# Data records
• • • • •
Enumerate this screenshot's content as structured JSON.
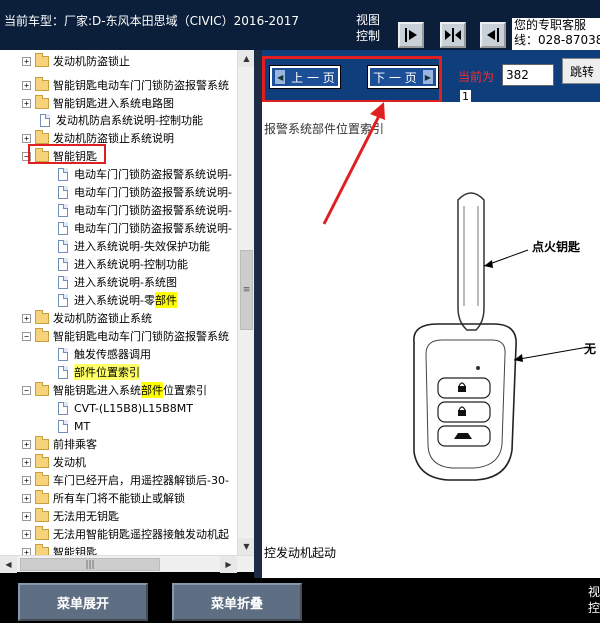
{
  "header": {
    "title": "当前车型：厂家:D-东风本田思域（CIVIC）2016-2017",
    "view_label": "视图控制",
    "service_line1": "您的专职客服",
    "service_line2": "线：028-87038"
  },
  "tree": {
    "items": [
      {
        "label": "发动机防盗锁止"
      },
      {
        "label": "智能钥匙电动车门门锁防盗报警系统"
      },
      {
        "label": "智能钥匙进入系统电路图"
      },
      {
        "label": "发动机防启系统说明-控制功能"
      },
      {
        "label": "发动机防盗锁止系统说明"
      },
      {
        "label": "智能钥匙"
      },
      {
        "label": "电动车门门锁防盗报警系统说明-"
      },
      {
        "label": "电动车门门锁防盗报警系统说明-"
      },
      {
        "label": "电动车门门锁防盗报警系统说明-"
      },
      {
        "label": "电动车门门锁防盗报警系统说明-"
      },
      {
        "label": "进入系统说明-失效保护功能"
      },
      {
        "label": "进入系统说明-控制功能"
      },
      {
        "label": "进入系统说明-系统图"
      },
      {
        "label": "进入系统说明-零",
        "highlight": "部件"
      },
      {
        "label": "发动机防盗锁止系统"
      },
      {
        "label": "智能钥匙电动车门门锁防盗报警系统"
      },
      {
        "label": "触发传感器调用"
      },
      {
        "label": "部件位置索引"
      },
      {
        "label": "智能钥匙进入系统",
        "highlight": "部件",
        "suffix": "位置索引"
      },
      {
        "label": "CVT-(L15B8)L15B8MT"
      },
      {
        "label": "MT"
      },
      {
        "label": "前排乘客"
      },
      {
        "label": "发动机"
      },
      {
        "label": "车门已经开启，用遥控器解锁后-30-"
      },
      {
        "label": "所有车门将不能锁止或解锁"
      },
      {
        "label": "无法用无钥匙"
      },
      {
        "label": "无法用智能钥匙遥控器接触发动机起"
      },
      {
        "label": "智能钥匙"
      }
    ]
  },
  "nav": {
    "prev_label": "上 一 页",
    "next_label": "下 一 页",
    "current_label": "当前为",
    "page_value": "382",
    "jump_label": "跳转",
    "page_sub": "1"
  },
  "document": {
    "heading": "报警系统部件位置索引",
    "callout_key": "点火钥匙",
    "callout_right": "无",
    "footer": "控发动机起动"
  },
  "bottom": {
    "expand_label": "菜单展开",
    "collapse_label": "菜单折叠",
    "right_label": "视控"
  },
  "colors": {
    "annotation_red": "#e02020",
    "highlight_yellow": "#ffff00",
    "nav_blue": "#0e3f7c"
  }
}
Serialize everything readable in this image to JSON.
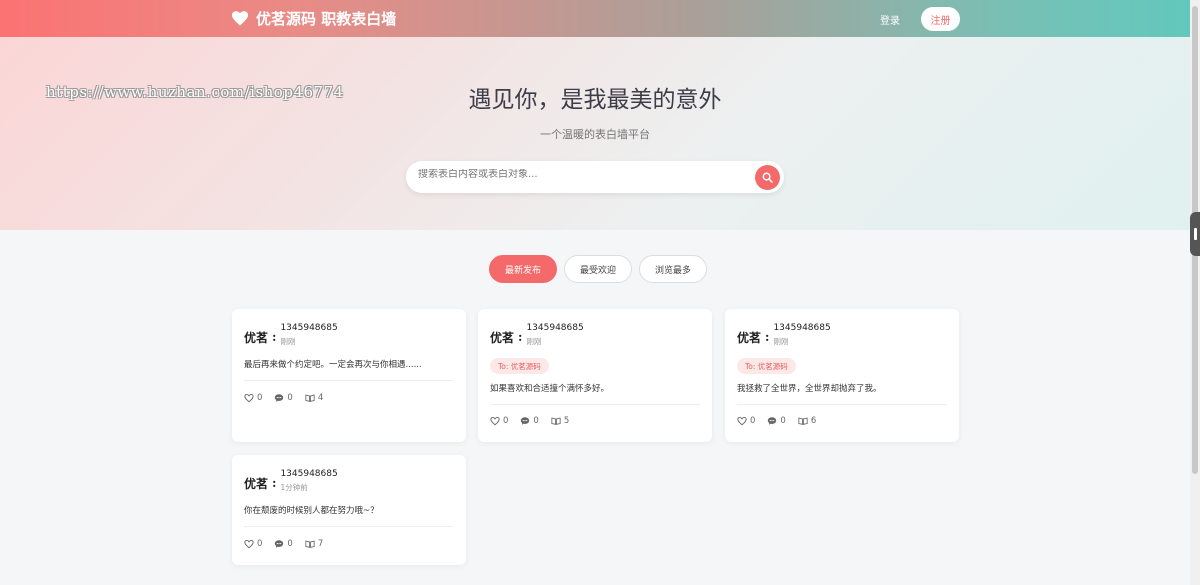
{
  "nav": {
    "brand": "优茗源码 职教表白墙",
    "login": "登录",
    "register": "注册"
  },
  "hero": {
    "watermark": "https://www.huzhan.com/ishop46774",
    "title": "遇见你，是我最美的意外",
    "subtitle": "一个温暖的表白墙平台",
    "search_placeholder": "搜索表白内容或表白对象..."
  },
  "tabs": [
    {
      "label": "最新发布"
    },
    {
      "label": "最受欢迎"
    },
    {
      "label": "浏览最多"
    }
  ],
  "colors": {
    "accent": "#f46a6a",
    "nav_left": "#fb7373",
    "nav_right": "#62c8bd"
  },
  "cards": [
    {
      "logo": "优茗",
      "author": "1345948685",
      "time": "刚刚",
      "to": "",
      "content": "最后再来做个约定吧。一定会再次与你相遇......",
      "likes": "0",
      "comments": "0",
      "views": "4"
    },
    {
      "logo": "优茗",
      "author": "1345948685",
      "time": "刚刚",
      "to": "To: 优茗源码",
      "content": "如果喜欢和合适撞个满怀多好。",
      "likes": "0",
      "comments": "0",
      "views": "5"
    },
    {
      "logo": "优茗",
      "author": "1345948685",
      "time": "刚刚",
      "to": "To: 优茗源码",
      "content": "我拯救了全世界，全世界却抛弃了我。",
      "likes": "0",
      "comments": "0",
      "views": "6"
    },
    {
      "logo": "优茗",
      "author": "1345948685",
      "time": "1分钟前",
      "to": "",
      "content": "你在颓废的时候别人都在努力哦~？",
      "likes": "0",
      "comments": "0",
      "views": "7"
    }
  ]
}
• • • • •
Repeat the listing verbatim. Skip the pictures.

Enumerate this screenshot's content as structured JSON.
{
  "header": {
    "title": "当前车型：厂家:D-东风本田思域（CIVIC）2016-2017",
    "view_label": "视图控制",
    "service_line1": "您的专职客服",
    "service_line2": "线：028-87038"
  },
  "tree": {
    "items": [
      {
        "label": "发动机防盗锁止"
      },
      {
        "label": "智能钥匙电动车门门锁防盗报警系统"
      },
      {
        "label": "智能钥匙进入系统电路图"
      },
      {
        "label": "发动机防启系统说明-控制功能"
      },
      {
        "label": "发动机防盗锁止系统说明"
      },
      {
        "label": "智能钥匙"
      },
      {
        "label": "电动车门门锁防盗报警系统说明-"
      },
      {
        "label": "电动车门门锁防盗报警系统说明-"
      },
      {
        "label": "电动车门门锁防盗报警系统说明-"
      },
      {
        "label": "电动车门门锁防盗报警系统说明-"
      },
      {
        "label": "进入系统说明-失效保护功能"
      },
      {
        "label": "进入系统说明-控制功能"
      },
      {
        "label": "进入系统说明-系统图"
      },
      {
        "label": "进入系统说明-零",
        "highlight": "部件"
      },
      {
        "label": "发动机防盗锁止系统"
      },
      {
        "label": "智能钥匙电动车门门锁防盗报警系统"
      },
      {
        "label": "触发传感器调用"
      },
      {
        "label": "部件位置索引"
      },
      {
        "label": "智能钥匙进入系统",
        "highlight": "部件",
        "suffix": "位置索引"
      },
      {
        "label": "CVT-(L15B8)L15B8MT"
      },
      {
        "label": "MT"
      },
      {
        "label": "前排乘客"
      },
      {
        "label": "发动机"
      },
      {
        "label": "车门已经开启，用遥控器解锁后-30-"
      },
      {
        "label": "所有车门将不能锁止或解锁"
      },
      {
        "label": "无法用无钥匙"
      },
      {
        "label": "无法用智能钥匙遥控器接触发动机起"
      },
      {
        "label": "智能钥匙"
      }
    ]
  },
  "nav": {
    "prev_label": "上 一 页",
    "next_label": "下 一 页",
    "current_label": "当前为",
    "page_value": "382",
    "jump_label": "跳转",
    "page_sub": "1"
  },
  "document": {
    "heading": "报警系统部件位置索引",
    "callout_key": "点火钥匙",
    "callout_right": "无",
    "footer": "控发动机起动"
  },
  "bottom": {
    "expand_label": "菜单展开",
    "collapse_label": "菜单折叠",
    "right_label": "视控"
  },
  "colors": {
    "annotation_red": "#e02020",
    "highlight_yellow": "#ffff00",
    "nav_blue": "#0e3f7c"
  }
}
Serialize everything readable in this image to JSON.
{
  "nav": {
    "brand": "优茗源码 职教表白墙",
    "login": "登录",
    "register": "注册"
  },
  "hero": {
    "watermark": "https://www.huzhan.com/ishop46774",
    "title": "遇见你，是我最美的意外",
    "subtitle": "一个温暖的表白墙平台",
    "search_placeholder": "搜索表白内容或表白对象..."
  },
  "tabs": [
    {
      "label": "最新发布"
    },
    {
      "label": "最受欢迎"
    },
    {
      "label": "浏览最多"
    }
  ],
  "colors": {
    "accent": "#f46a6a",
    "nav_left": "#fb7373",
    "nav_right": "#62c8bd"
  },
  "cards": [
    {
      "logo": "优茗",
      "author": "1345948685",
      "time": "刚刚",
      "to": "",
      "content": "最后再来做个约定吧。一定会再次与你相遇......",
      "likes": "0",
      "comments": "0",
      "views": "4"
    },
    {
      "logo": "优茗",
      "author": "1345948685",
      "time": "刚刚",
      "to": "To: 优茗源码",
      "content": "如果喜欢和合适撞个满怀多好。",
      "likes": "0",
      "comments": "0",
      "views": "5"
    },
    {
      "logo": "优茗",
      "author": "1345948685",
      "time": "刚刚",
      "to": "To: 优茗源码",
      "content": "我拯救了全世界，全世界却抛弃了我。",
      "likes": "0",
      "comments": "0",
      "views": "6"
    },
    {
      "logo": "优茗",
      "author": "1345948685",
      "time": "1分钟前",
      "to": "",
      "content": "你在颓废的时候别人都在努力哦~？",
      "likes": "0",
      "comments": "0",
      "views": "7"
    }
  ]
}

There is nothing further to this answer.